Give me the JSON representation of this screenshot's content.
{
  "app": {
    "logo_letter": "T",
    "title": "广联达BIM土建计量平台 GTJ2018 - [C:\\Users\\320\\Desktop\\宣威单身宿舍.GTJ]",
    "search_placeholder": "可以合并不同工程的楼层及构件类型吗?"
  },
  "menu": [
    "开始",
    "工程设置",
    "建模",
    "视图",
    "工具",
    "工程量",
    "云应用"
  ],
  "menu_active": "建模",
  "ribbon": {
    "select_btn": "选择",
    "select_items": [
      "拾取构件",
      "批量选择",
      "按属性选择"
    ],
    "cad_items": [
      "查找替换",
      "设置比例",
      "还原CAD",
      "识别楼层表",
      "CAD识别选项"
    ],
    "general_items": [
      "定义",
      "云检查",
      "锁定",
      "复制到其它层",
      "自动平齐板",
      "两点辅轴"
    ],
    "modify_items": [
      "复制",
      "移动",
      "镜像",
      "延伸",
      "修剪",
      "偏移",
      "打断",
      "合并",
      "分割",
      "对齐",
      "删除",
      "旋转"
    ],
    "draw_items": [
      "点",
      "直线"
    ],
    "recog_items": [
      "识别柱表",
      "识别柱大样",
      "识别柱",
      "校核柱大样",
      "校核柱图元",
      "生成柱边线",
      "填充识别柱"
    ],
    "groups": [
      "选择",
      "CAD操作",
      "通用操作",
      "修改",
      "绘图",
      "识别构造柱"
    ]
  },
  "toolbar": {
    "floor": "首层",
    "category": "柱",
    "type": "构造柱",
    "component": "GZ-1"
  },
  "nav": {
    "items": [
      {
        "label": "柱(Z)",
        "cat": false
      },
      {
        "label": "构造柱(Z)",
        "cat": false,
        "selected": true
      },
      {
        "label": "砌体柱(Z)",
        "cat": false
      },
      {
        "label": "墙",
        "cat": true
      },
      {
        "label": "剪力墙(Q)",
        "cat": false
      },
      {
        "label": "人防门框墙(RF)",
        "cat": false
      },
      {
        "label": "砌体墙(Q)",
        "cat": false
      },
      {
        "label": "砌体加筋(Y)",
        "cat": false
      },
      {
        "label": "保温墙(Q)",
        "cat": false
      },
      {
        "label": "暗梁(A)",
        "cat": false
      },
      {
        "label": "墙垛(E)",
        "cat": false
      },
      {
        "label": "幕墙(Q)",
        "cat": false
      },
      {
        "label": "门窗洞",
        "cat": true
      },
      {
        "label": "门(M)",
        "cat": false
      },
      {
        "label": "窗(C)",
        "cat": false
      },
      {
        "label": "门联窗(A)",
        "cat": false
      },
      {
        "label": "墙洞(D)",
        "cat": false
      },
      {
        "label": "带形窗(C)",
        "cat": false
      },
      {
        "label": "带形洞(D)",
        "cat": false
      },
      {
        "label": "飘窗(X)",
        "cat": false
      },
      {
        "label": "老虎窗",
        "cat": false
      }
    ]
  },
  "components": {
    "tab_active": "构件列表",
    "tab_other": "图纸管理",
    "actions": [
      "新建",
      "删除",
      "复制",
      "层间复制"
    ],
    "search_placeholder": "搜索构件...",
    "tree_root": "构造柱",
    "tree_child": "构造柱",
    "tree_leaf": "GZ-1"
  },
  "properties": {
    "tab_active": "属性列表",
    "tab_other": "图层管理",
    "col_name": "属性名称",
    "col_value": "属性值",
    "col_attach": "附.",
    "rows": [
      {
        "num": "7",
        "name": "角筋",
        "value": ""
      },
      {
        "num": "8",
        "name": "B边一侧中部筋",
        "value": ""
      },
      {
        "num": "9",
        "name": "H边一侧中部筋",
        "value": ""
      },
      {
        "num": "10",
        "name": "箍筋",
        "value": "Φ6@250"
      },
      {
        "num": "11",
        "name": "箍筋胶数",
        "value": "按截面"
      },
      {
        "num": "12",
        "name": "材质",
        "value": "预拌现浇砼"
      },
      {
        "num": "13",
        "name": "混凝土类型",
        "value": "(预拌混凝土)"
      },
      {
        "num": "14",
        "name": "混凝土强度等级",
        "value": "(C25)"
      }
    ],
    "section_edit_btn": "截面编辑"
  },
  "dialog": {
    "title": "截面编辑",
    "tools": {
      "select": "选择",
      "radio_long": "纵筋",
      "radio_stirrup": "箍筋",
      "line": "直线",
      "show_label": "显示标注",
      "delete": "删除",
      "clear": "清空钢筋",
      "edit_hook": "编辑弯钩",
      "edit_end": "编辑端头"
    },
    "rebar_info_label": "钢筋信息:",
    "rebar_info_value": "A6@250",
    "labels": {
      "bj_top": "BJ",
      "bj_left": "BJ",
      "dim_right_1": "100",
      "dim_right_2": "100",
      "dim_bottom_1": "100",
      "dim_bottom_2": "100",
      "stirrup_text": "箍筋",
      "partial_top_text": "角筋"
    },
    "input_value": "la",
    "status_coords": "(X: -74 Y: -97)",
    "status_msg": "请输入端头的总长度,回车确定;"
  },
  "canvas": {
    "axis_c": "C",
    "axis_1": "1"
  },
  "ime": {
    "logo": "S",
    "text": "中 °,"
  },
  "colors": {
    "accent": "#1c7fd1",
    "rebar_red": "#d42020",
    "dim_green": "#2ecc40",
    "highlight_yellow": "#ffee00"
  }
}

● What you should do
All of the entries above must be quoted exactly.

● Complete output
Give me the JSON representation of this screenshot's content.
{
  "app": {
    "logo_letter": "T",
    "title": "广联达BIM土建计量平台 GTJ2018 - [C:\\Users\\320\\Desktop\\宣威单身宿舍.GTJ]",
    "search_placeholder": "可以合并不同工程的楼层及构件类型吗?"
  },
  "menu": [
    "开始",
    "工程设置",
    "建模",
    "视图",
    "工具",
    "工程量",
    "云应用"
  ],
  "menu_active": "建模",
  "ribbon": {
    "select_btn": "选择",
    "select_items": [
      "拾取构件",
      "批量选择",
      "按属性选择"
    ],
    "cad_items": [
      "查找替换",
      "设置比例",
      "还原CAD",
      "识别楼层表",
      "CAD识别选项"
    ],
    "general_items": [
      "定义",
      "云检查",
      "锁定",
      "复制到其它层",
      "自动平齐板",
      "两点辅轴"
    ],
    "modify_items": [
      "复制",
      "移动",
      "镜像",
      "延伸",
      "修剪",
      "偏移",
      "打断",
      "合并",
      "分割",
      "对齐",
      "删除",
      "旋转"
    ],
    "draw_items": [
      "点",
      "直线"
    ],
    "recog_items": [
      "识别柱表",
      "识别柱大样",
      "识别柱",
      "校核柱大样",
      "校核柱图元",
      "生成柱边线",
      "填充识别柱"
    ],
    "groups": [
      "选择",
      "CAD操作",
      "通用操作",
      "修改",
      "绘图",
      "识别构造柱"
    ]
  },
  "toolbar": {
    "floor": "首层",
    "category": "柱",
    "type": "构造柱",
    "component": "GZ-1"
  },
  "nav": {
    "items": [
      {
        "label": "柱(Z)",
        "cat": false
      },
      {
        "label": "构造柱(Z)",
        "cat": false,
        "selected": true
      },
      {
        "label": "砌体柱(Z)",
        "cat": false
      },
      {
        "label": "墙",
        "cat": true
      },
      {
        "label": "剪力墙(Q)",
        "cat": false
      },
      {
        "label": "人防门框墙(RF)",
        "cat": false
      },
      {
        "label": "砌体墙(Q)",
        "cat": false
      },
      {
        "label": "砌体加筋(Y)",
        "cat": false
      },
      {
        "label": "保温墙(Q)",
        "cat": false
      },
      {
        "label": "暗梁(A)",
        "cat": false
      },
      {
        "label": "墙垛(E)",
        "cat": false
      },
      {
        "label": "幕墙(Q)",
        "cat": false
      },
      {
        "label": "门窗洞",
        "cat": true
      },
      {
        "label": "门(M)",
        "cat": false
      },
      {
        "label": "窗(C)",
        "cat": false
      },
      {
        "label": "门联窗(A)",
        "cat": false
      },
      {
        "label": "墙洞(D)",
        "cat": false
      },
      {
        "label": "带形窗(C)",
        "cat": false
      },
      {
        "label": "带形洞(D)",
        "cat": false
      },
      {
        "label": "飘窗(X)",
        "cat": false
      },
      {
        "label": "老虎窗",
        "cat": false
      }
    ]
  },
  "components": {
    "tab_active": "构件列表",
    "tab_other": "图纸管理",
    "actions": [
      "新建",
      "删除",
      "复制",
      "层间复制"
    ],
    "search_placeholder": "搜索构件...",
    "tree_root": "构造柱",
    "tree_child": "构造柱",
    "tree_leaf": "GZ-1"
  },
  "properties": {
    "tab_active": "属性列表",
    "tab_other": "图层管理",
    "col_name": "属性名称",
    "col_value": "属性值",
    "col_attach": "附.",
    "rows": [
      {
        "num": "7",
        "name": "角筋",
        "value": ""
      },
      {
        "num": "8",
        "name": "B边一侧中部筋",
        "value": ""
      },
      {
        "num": "9",
        "name": "H边一侧中部筋",
        "value": ""
      },
      {
        "num": "10",
        "name": "箍筋",
        "value": "Φ6@250"
      },
      {
        "num": "11",
        "name": "箍筋胶数",
        "value": "按截面"
      },
      {
        "num": "12",
        "name": "材质",
        "value": "预拌现浇砼"
      },
      {
        "num": "13",
        "name": "混凝土类型",
        "value": "(预拌混凝土)"
      },
      {
        "num": "14",
        "name": "混凝土强度等级",
        "value": "(C25)"
      }
    ],
    "section_edit_btn": "截面编辑"
  },
  "dialog": {
    "title": "截面编辑",
    "tools": {
      "select": "选择",
      "radio_long": "纵筋",
      "radio_stirrup": "箍筋",
      "line": "直线",
      "show_label": "显示标注",
      "delete": "删除",
      "clear": "清空钢筋",
      "edit_hook": "编辑弯钩",
      "edit_end": "编辑端头"
    },
    "rebar_info_label": "钢筋信息:",
    "rebar_info_value": "A6@250",
    "labels": {
      "bj_top": "BJ",
      "bj_left": "BJ",
      "dim_right_1": "100",
      "dim_right_2": "100",
      "dim_bottom_1": "100",
      "dim_bottom_2": "100",
      "stirrup_text": "箍筋",
      "partial_top_text": "角筋"
    },
    "input_value": "la",
    "status_coords": "(X: -74 Y: -97)",
    "status_msg": "请输入端头的总长度,回车确定;"
  },
  "canvas": {
    "axis_c": "C",
    "axis_1": "1"
  },
  "ime": {
    "logo": "S",
    "text": "中 °,"
  },
  "colors": {
    "accent": "#1c7fd1",
    "rebar_red": "#d42020",
    "dim_green": "#2ecc40",
    "highlight_yellow": "#ffee00"
  }
}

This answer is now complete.